▶ EXERCISE OBJECTIVE: Look through the material below. Copy each line that contains the string "Programm".
————
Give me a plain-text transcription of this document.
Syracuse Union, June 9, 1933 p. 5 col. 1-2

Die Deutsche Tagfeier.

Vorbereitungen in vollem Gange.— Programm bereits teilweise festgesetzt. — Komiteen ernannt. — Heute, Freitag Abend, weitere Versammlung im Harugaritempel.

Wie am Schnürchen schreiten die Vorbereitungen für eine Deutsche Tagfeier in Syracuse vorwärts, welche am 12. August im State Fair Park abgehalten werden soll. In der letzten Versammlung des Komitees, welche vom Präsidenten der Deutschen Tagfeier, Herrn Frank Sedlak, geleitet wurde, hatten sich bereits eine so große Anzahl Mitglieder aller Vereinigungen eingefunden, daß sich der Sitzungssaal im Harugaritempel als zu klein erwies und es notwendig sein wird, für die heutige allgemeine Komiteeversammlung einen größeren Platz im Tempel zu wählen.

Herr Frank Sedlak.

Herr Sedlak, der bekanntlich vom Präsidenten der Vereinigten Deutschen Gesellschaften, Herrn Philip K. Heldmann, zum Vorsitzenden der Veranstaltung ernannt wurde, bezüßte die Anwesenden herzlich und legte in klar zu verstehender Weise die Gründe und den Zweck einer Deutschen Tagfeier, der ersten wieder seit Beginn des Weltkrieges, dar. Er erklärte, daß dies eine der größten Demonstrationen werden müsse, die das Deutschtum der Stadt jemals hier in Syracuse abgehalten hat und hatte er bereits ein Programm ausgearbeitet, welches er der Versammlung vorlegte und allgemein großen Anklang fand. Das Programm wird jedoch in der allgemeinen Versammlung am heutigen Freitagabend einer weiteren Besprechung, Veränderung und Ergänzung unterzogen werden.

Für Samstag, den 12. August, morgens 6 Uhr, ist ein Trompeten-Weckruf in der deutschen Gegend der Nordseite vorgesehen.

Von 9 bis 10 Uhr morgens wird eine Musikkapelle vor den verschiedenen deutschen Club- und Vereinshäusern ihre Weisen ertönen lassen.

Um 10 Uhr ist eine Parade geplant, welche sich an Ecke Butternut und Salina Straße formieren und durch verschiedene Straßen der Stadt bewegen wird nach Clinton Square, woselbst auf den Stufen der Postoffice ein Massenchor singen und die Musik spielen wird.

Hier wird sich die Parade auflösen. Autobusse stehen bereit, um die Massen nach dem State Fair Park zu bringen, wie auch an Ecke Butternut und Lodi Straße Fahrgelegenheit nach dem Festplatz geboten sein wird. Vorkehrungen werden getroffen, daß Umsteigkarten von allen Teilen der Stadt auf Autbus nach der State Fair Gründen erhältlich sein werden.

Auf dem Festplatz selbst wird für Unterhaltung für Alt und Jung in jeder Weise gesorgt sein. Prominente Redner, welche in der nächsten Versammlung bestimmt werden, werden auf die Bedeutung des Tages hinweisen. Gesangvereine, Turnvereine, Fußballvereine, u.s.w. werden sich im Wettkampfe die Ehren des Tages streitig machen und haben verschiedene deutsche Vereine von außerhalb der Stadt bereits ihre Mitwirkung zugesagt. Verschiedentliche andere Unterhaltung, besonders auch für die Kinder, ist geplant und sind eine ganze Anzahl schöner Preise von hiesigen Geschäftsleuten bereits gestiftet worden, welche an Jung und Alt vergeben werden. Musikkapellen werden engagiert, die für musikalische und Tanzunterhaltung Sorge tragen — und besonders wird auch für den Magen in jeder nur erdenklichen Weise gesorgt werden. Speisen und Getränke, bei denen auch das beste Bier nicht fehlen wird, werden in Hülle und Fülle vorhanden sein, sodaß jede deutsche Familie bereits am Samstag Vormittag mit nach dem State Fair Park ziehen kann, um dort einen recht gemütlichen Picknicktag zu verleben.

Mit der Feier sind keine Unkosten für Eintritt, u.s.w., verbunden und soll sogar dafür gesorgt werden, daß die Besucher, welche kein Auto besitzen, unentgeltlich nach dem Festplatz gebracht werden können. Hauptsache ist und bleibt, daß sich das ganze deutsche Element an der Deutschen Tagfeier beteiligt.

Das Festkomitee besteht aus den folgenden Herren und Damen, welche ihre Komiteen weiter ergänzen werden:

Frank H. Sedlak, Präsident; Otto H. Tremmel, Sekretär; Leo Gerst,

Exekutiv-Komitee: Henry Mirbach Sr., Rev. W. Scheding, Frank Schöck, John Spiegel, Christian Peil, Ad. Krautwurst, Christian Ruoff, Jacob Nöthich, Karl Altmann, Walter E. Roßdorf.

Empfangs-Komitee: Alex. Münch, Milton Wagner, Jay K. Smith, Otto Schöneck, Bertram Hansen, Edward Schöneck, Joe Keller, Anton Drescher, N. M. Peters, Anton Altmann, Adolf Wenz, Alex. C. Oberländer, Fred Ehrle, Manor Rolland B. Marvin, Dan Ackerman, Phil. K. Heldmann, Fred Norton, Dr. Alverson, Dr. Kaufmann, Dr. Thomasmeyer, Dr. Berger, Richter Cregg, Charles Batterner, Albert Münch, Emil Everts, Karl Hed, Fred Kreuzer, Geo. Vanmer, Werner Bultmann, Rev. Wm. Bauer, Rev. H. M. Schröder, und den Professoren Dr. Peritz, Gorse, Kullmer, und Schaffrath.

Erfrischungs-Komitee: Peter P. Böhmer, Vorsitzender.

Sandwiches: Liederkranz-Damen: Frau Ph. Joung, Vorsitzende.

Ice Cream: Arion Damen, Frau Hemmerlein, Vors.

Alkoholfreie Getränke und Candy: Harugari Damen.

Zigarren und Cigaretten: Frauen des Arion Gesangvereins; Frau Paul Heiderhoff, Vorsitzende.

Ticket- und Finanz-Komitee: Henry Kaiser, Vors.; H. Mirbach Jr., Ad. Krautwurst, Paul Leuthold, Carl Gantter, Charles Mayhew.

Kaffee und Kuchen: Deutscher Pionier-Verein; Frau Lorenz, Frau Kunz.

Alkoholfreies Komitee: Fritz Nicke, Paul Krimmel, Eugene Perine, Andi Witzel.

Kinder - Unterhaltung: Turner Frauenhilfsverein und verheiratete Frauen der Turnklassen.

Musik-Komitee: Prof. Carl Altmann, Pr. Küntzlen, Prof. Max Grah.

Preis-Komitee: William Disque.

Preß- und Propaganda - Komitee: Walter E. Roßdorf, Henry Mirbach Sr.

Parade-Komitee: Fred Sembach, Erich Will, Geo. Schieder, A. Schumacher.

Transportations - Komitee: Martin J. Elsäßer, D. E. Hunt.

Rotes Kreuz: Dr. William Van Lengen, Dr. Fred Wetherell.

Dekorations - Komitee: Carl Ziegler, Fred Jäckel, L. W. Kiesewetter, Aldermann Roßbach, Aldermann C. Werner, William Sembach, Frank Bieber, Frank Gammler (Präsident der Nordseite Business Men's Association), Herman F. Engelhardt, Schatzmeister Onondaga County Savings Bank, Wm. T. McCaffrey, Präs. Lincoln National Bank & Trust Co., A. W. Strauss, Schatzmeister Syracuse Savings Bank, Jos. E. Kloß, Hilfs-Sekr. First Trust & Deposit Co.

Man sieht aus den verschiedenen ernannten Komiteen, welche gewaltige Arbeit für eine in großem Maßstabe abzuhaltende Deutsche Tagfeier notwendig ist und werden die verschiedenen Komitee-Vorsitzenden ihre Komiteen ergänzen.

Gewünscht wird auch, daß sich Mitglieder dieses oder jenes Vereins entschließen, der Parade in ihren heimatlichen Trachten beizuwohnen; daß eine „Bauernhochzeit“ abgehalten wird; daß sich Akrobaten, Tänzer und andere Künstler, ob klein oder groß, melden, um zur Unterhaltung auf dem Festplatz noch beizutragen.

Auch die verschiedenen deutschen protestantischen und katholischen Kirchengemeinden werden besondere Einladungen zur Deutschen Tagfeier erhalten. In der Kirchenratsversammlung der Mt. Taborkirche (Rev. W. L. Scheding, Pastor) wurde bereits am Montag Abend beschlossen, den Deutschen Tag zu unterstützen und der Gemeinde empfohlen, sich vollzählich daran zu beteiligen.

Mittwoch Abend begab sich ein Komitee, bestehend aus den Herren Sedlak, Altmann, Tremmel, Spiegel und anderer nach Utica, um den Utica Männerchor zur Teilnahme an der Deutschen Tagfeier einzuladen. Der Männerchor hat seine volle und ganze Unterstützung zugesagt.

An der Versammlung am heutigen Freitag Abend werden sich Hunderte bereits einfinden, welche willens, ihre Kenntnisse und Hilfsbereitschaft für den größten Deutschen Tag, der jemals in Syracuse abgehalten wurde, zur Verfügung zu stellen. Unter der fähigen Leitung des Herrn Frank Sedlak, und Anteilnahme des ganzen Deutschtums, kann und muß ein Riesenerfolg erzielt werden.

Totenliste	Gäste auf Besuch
————
▶ OUTPUT OF THE EXERCISE:
Vorbereitungen in vollem Gange.— Programm bereits teilweise festgesetzt. — Komiteen ernannt. — Heute, Freitag Abend, weitere Versammlung im Harugaritempel.
Herr Sedlak, der bekanntlich vom Präsidenten der Vereinigten Deutschen Gesellschaften, Herrn Philip K. Heldmann, zum Vorsitzenden der Veranstaltung ernannt wurde, bezüßte die Anwesenden herzlich und legte in klar zu verstehender Weise die Gründe und den Zweck einer Deutschen Tagfeier, der ersten wieder seit Beginn des Weltkrieges, dar. Er erklärte, daß dies eine der größten Demonstrationen werden müsse, die das Deutschtum der Stadt jemals hier in Syracuse abgehalten hat und hatte er bereits ein Programm ausgearbeitet, welches er der Versammlung vorlegte und allgemein großen Anklang fand. Das Programm wird jedoch in der allgemeinen Versammlung am heutigen Freitagabend einer weiteren Besprechung, Veränderung und Ergänzung unterzogen werden.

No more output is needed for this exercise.